__Given entries__:
-=-=-=-=-

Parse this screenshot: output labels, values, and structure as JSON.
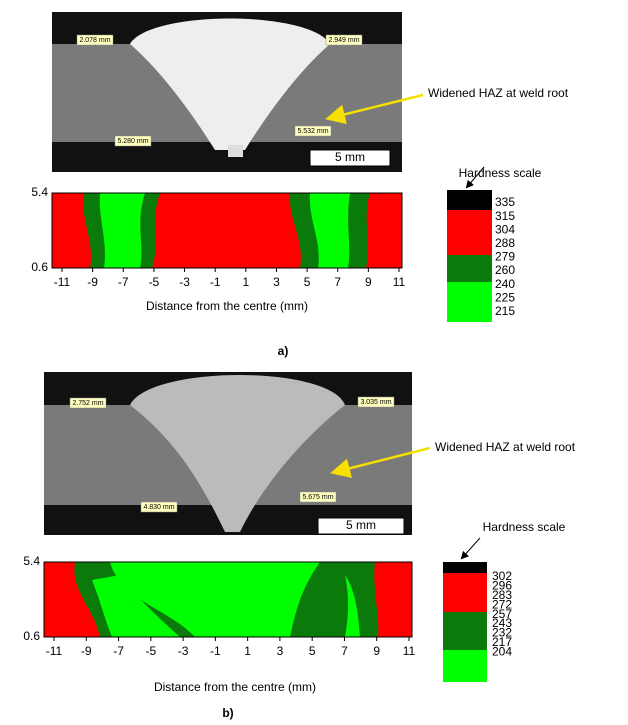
{
  "panels": [
    {
      "micrograph": {
        "measurements": [
          "2.078 mm",
          "2.949 mm",
          "5.280 mm",
          "5.532 mm"
        ],
        "scale_bar": "5 mm"
      },
      "annotation": "Widened HAZ at weld root",
      "map": {
        "yticks": [
          "5.4",
          "0.6"
        ],
        "xticks": [
          "-11",
          "-9",
          "-7",
          "-5",
          "-3",
          "-1",
          "1",
          "3",
          "5",
          "7",
          "9",
          "11"
        ],
        "xlabel": "Distance from the centre (mm)"
      },
      "hardness_scale": {
        "title": "Hardness scale",
        "levels": [
          "335",
          "315",
          "304",
          "288",
          "279",
          "260",
          "240",
          "225",
          "215"
        ]
      },
      "label": "a)"
    },
    {
      "micrograph": {
        "measurements": [
          "2.752 mm",
          "3.035 mm",
          "4.830 mm",
          "5.675 mm"
        ],
        "scale_bar": "5 mm"
      },
      "annotation": "Widened HAZ at weld root",
      "map": {
        "yticks": [
          "5.4",
          "0.6"
        ],
        "xticks": [
          "-11",
          "-9",
          "-7",
          "-5",
          "-3",
          "-1",
          "1",
          "3",
          "5",
          "7",
          "9",
          "11"
        ],
        "xlabel": "Distance from the centre (mm)"
      },
      "hardness_scale": {
        "title": "Hardness scale",
        "levels": [
          "302",
          "296",
          "283",
          "272",
          "257",
          "243",
          "232",
          "217",
          "204"
        ]
      },
      "label": "b)"
    }
  ]
}
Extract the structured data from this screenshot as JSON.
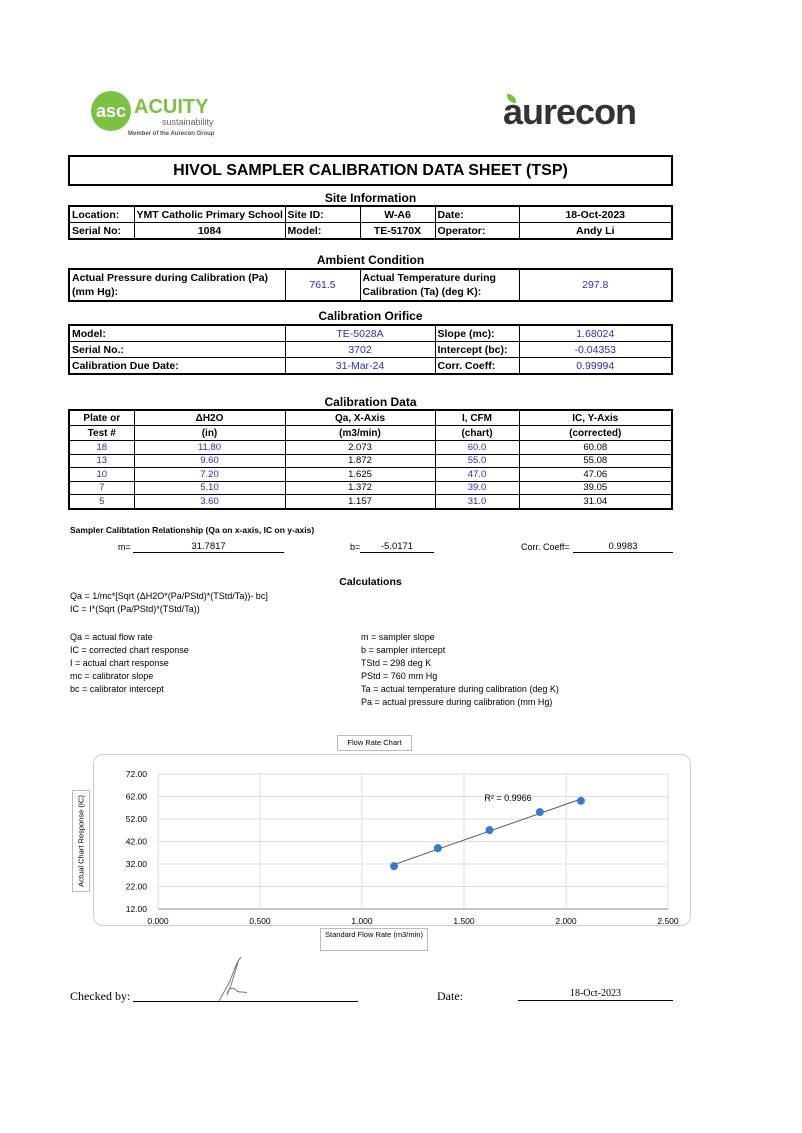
{
  "logos": {
    "acuity_name": "ACUITY",
    "acuity_sub": "sustainability",
    "acuity_member": "Member of the Aurecon Group",
    "aurecon": "aurecon",
    "acuity_color": "#7cc242",
    "aurecon_color": "#333333"
  },
  "title": "HIVOL SAMPLER CALIBRATION  DATA SHEET (TSP)",
  "site": {
    "heading": "Site Information",
    "location_label": "Location:",
    "location": "YMT Catholic Primary School",
    "site_id_label": "Site ID:",
    "site_id": "W-A6",
    "date_label": "Date:",
    "date": "18-Oct-2023",
    "serial_label": "Serial No:",
    "serial": "1084",
    "model_label": "Model:",
    "model": "TE-5170X",
    "operator_label": "Operator:",
    "operator": "Andy Li"
  },
  "ambient": {
    "heading": "Ambient Condition",
    "pressure_label": "Actual Pressure during Calibration (Pa) (mm Hg):",
    "pressure": "761.5",
    "temp_label": "Actual Temperature during Calibration (Ta) (deg K):",
    "temp": "297.8"
  },
  "orifice": {
    "heading": "Calibration Orifice",
    "model_label": "Model:",
    "model": "TE-5028A",
    "slope_label": "Slope (mc):",
    "slope": "1.68024",
    "serial_label": "Serial No.:",
    "serial": "3702",
    "intercept_label": "Intercept (bc):",
    "intercept": "-0.04353",
    "due_label": "Calibration Due Date:",
    "due": "31-Mar-24",
    "corr_label": "Corr. Coeff:",
    "corr": "0.99994"
  },
  "calibration": {
    "heading": "Calibration Data",
    "headers": [
      [
        "Plate or",
        "Test #"
      ],
      [
        "ΔH2O",
        "(in)"
      ],
      [
        "Qa, X-Axis",
        "(m3/min)"
      ],
      [
        "I, CFM",
        "(chart)"
      ],
      [
        "IC, Y-Axis",
        "(corrected)"
      ]
    ],
    "rows": [
      [
        "18",
        "11.80",
        "2.073",
        "60.0",
        "60.08"
      ],
      [
        "13",
        "9.60",
        "1.872",
        "55.0",
        "55.08"
      ],
      [
        "10",
        "7.20",
        "1.625",
        "47.0",
        "47.06"
      ],
      [
        "7",
        "5.10",
        "1.372",
        "39.0",
        "39.05"
      ],
      [
        "5",
        "3.60",
        "1.157",
        "31.0",
        "31.04"
      ]
    ]
  },
  "relationship": {
    "heading": "Sampler Calibtation Relationship (Qa on x-axis, IC on y-axis)",
    "m_label": "m=",
    "m": "31.7817",
    "b_label": "b=",
    "b": "-5.0171",
    "corr_label": "Corr. Coeff=",
    "corr": "0.9983"
  },
  "calculations": {
    "heading": "Calculations",
    "formula1": "Qa = 1/mc*[Sqrt (ΔH2O*(Pa/PStd)*(TStd/Ta))- bc]",
    "formula2": "IC = I*(Sqrt (Pa/PStd)*(TStd/Ta))",
    "left": [
      "Qa = actual flow rate",
      "IC = corrected chart response",
      "I = actual chart response",
      "mc  = calibrator slope",
      "bc  = calibrator intercept"
    ],
    "right": [
      "m = sampler slope",
      "b  = sampler intercept",
      "TStd = 298 deg K",
      "PStd = 760 mm Hg",
      "Ta = actual temperature during calibration (deg K)",
      "Pa = actual pressure during calibration (mm Hg)"
    ]
  },
  "chart_data": {
    "type": "scatter",
    "title": "Flow Rate Chart",
    "xlabel": "Standard Flow Rate (m3/min)",
    "ylabel": "Actual Chart Response (IC)",
    "x": [
      2.073,
      1.872,
      1.625,
      1.372,
      1.157
    ],
    "y": [
      60.08,
      55.08,
      47.06,
      39.05,
      31.04
    ],
    "xlim": [
      0,
      2.5
    ],
    "ylim": [
      12,
      72
    ],
    "xticks": [
      "0.000",
      "0.500",
      "1.000",
      "1.500",
      "2.000",
      "2.500"
    ],
    "yticks": [
      "72.00",
      "62.00",
      "52.00",
      "42.00",
      "32.00",
      "22.00",
      "12.00"
    ],
    "trendline": "linear",
    "r2_label": "R² = 0.9966",
    "grid": true,
    "marker_color": "#3a78d8"
  },
  "signoff": {
    "checked_label": "Checked by:",
    "date_label": "Date:",
    "date": "18-Oct-2023"
  }
}
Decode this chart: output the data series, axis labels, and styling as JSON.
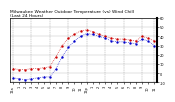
{
  "title": "Milwaukee Weather Outdoor Temperature (vs) Wind Chill\n(Last 24 Hours)",
  "title_fontsize": 3.2,
  "background_color": "#ffffff",
  "temp_color": "#cc0000",
  "windchill_color": "#0000cc",
  "x_hours": [
    0,
    1,
    2,
    3,
    4,
    5,
    6,
    7,
    8,
    9,
    10,
    11,
    12,
    13,
    14,
    15,
    16,
    17,
    18,
    19,
    20,
    21,
    22,
    23
  ],
  "temp_values": [
    5,
    4,
    4,
    5,
    5,
    6,
    7,
    18,
    30,
    38,
    42,
    46,
    47,
    45,
    42,
    40,
    38,
    37,
    37,
    36,
    35,
    40,
    38,
    35
  ],
  "windchill_values": [
    -5,
    -6,
    -7,
    -6,
    -5,
    -4,
    -4,
    5,
    18,
    28,
    35,
    40,
    43,
    42,
    40,
    38,
    35,
    34,
    34,
    33,
    32,
    37,
    35,
    30
  ],
  "ylim": [
    -10,
    60
  ],
  "yticks": [
    -10,
    0,
    10,
    20,
    30,
    40,
    50,
    60
  ],
  "ytick_labels": [
    "-10",
    "0",
    "10",
    "20",
    "30",
    "40",
    "50",
    "60"
  ],
  "tick_labelsize": 2.5,
  "line_markersize": 1.4,
  "line_linewidth": 0.5,
  "grid_color": "#999999",
  "x_tick_labels": [
    "12a",
    "1",
    "2",
    "3",
    "4",
    "5",
    "6",
    "7",
    "8",
    "9",
    "10",
    "11",
    "12p",
    "1",
    "2",
    "3",
    "4",
    "5",
    "6",
    "7",
    "8",
    "9",
    "10",
    "11"
  ],
  "vgrid_positions": [
    0,
    3,
    6,
    9,
    12,
    15,
    18,
    21,
    23
  ],
  "fig_width": 1.6,
  "fig_height": 0.87
}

-=-=-=-=-

__Request__: Return the full material word for word. Do not include the pictures.

__Task answer__:
Parse this screenshot: output labels, values, and structure as JSON.
{
  "panels": [
    {
      "micrograph": {
        "measurements": [
          "2.078 mm",
          "2.949 mm",
          "5.280 mm",
          "5.532 mm"
        ],
        "scale_bar": "5 mm"
      },
      "annotation": "Widened HAZ at weld root",
      "map": {
        "yticks": [
          "5.4",
          "0.6"
        ],
        "xticks": [
          "-11",
          "-9",
          "-7",
          "-5",
          "-3",
          "-1",
          "1",
          "3",
          "5",
          "7",
          "9",
          "11"
        ],
        "xlabel": "Distance from the centre (mm)"
      },
      "hardness_scale": {
        "title": "Hardness scale",
        "levels": [
          "335",
          "315",
          "304",
          "288",
          "279",
          "260",
          "240",
          "225",
          "215"
        ]
      },
      "label": "a)"
    },
    {
      "micrograph": {
        "measurements": [
          "2.752 mm",
          "3.035 mm",
          "4.830 mm",
          "5.675 mm"
        ],
        "scale_bar": "5 mm"
      },
      "annotation": "Widened HAZ at weld root",
      "map": {
        "yticks": [
          "5.4",
          "0.6"
        ],
        "xticks": [
          "-11",
          "-9",
          "-7",
          "-5",
          "-3",
          "-1",
          "1",
          "3",
          "5",
          "7",
          "9",
          "11"
        ],
        "xlabel": "Distance from the centre (mm)"
      },
      "hardness_scale": {
        "title": "Hardness scale",
        "levels": [
          "302",
          "296",
          "283",
          "272",
          "257",
          "243",
          "232",
          "217",
          "204"
        ]
      },
      "label": "b)"
    }
  ]
}
Extract the structured data from this screenshot as JSON.
{
  "logos": {
    "acuity_name": "ACUITY",
    "acuity_sub": "sustainability",
    "acuity_member": "Member of the Aurecon Group",
    "aurecon": "aurecon",
    "acuity_color": "#7cc242",
    "aurecon_color": "#333333"
  },
  "title": "HIVOL SAMPLER CALIBRATION  DATA SHEET (TSP)",
  "site": {
    "heading": "Site Information",
    "location_label": "Location:",
    "location": "YMT Catholic Primary School",
    "site_id_label": "Site ID:",
    "site_id": "W-A6",
    "date_label": "Date:",
    "date": "18-Oct-2023",
    "serial_label": "Serial No:",
    "serial": "1084",
    "model_label": "Model:",
    "model": "TE-5170X",
    "operator_label": "Operator:",
    "operator": "Andy Li"
  },
  "ambient": {
    "heading": "Ambient Condition",
    "pressure_label": "Actual Pressure during Calibration (Pa) (mm Hg):",
    "pressure": "761.5",
    "temp_label": "Actual Temperature during Calibration (Ta) (deg K):",
    "temp": "297.8"
  },
  "orifice": {
    "heading": "Calibration Orifice",
    "model_label": "Model:",
    "model": "TE-5028A",
    "slope_label": "Slope (mc):",
    "slope": "1.68024",
    "serial_label": "Serial No.:",
    "serial": "3702",
    "intercept_label": "Intercept (bc):",
    "intercept": "-0.04353",
    "due_label": "Calibration Due Date:",
    "due": "31-Mar-24",
    "corr_label": "Corr. Coeff:",
    "corr": "0.99994"
  },
  "calibration": {
    "heading": "Calibration Data",
    "headers": [
      [
        "Plate or",
        "Test #"
      ],
      [
        "ΔH2O",
        "(in)"
      ],
      [
        "Qa, X-Axis",
        "(m3/min)"
      ],
      [
        "I, CFM",
        "(chart)"
      ],
      [
        "IC, Y-Axis",
        "(corrected)"
      ]
    ],
    "rows": [
      [
        "18",
        "11.80",
        "2.073",
        "60.0",
        "60.08"
      ],
      [
        "13",
        "9.60",
        "1.872",
        "55.0",
        "55.08"
      ],
      [
        "10",
        "7.20",
        "1.625",
        "47.0",
        "47.06"
      ],
      [
        "7",
        "5.10",
        "1.372",
        "39.0",
        "39.05"
      ],
      [
        "5",
        "3.60",
        "1.157",
        "31.0",
        "31.04"
      ]
    ]
  },
  "relationship": {
    "heading": "Sampler Calibtation Relationship (Qa on x-axis, IC on y-axis)",
    "m_label": "m=",
    "m": "31.7817",
    "b_label": "b=",
    "b": "-5.0171",
    "corr_label": "Corr. Coeff=",
    "corr": "0.9983"
  },
  "calculations": {
    "heading": "Calculations",
    "formula1": "Qa = 1/mc*[Sqrt (ΔH2O*(Pa/PStd)*(TStd/Ta))- bc]",
    "formula2": "IC = I*(Sqrt (Pa/PStd)*(TStd/Ta))",
    "left": [
      "Qa = actual flow rate",
      "IC = corrected chart response",
      "I = actual chart response",
      "mc  = calibrator slope",
      "bc  = calibrator intercept"
    ],
    "right": [
      "m = sampler slope",
      "b  = sampler intercept",
      "TStd = 298 deg K",
      "PStd = 760 mm Hg",
      "Ta = actual temperature during calibration (deg K)",
      "Pa = actual pressure during calibration (mm Hg)"
    ]
  },
  "chart_data": {
    "type": "scatter",
    "title": "Flow Rate Chart",
    "xlabel": "Standard Flow Rate (m3/min)",
    "ylabel": "Actual Chart Response (IC)",
    "x": [
      2.073,
      1.872,
      1.625,
      1.372,
      1.157
    ],
    "y": [
      60.08,
      55.08,
      47.06,
      39.05,
      31.04
    ],
    "xlim": [
      0,
      2.5
    ],
    "ylim": [
      12,
      72
    ],
    "xticks": [
      "0.000",
      "0.500",
      "1.000",
      "1.500",
      "2.000",
      "2.500"
    ],
    "yticks": [
      "72.00",
      "62.00",
      "52.00",
      "42.00",
      "32.00",
      "22.00",
      "12.00"
    ],
    "trendline": "linear",
    "r2_label": "R² = 0.9966",
    "grid": true,
    "marker_color": "#3a78d8"
  },
  "signoff": {
    "checked_label": "Checked by:",
    "date_label": "Date:",
    "date": "18-Oct-2023"
  }
}
Decode this chart: output the data series, axis labels, and styling as JSON.
{
  "title": "Milwaukee Weather Outdoor Temperature (vs) Wind Chill\n(Last 24 Hours)",
  "title_fontsize": 3.2,
  "background_color": "#ffffff",
  "temp_color": "#cc0000",
  "windchill_color": "#0000cc",
  "x_hours": [
    0,
    1,
    2,
    3,
    4,
    5,
    6,
    7,
    8,
    9,
    10,
    11,
    12,
    13,
    14,
    15,
    16,
    17,
    18,
    19,
    20,
    21,
    22,
    23
  ],
  "temp_values": [
    5,
    4,
    4,
    5,
    5,
    6,
    7,
    18,
    30,
    38,
    42,
    46,
    47,
    45,
    42,
    40,
    38,
    37,
    37,
    36,
    35,
    40,
    38,
    35
  ],
  "windchill_values": [
    -5,
    -6,
    -7,
    -6,
    -5,
    -4,
    -4,
    5,
    18,
    28,
    35,
    40,
    43,
    42,
    40,
    38,
    35,
    34,
    34,
    33,
    32,
    37,
    35,
    30
  ],
  "ylim": [
    -10,
    60
  ],
  "yticks": [
    -10,
    0,
    10,
    20,
    30,
    40,
    50,
    60
  ],
  "ytick_labels": [
    "-10",
    "0",
    "10",
    "20",
    "30",
    "40",
    "50",
    "60"
  ],
  "tick_labelsize": 2.5,
  "line_markersize": 1.4,
  "line_linewidth": 0.5,
  "grid_color": "#999999",
  "x_tick_labels": [
    "12a",
    "1",
    "2",
    "3",
    "4",
    "5",
    "6",
    "7",
    "8",
    "9",
    "10",
    "11",
    "12p",
    "1",
    "2",
    "3",
    "4",
    "5",
    "6",
    "7",
    "8",
    "9",
    "10",
    "11"
  ],
  "vgrid_positions": [
    0,
    3,
    6,
    9,
    12,
    15,
    18,
    21,
    23
  ],
  "fig_width": 1.6,
  "fig_height": 0.87
}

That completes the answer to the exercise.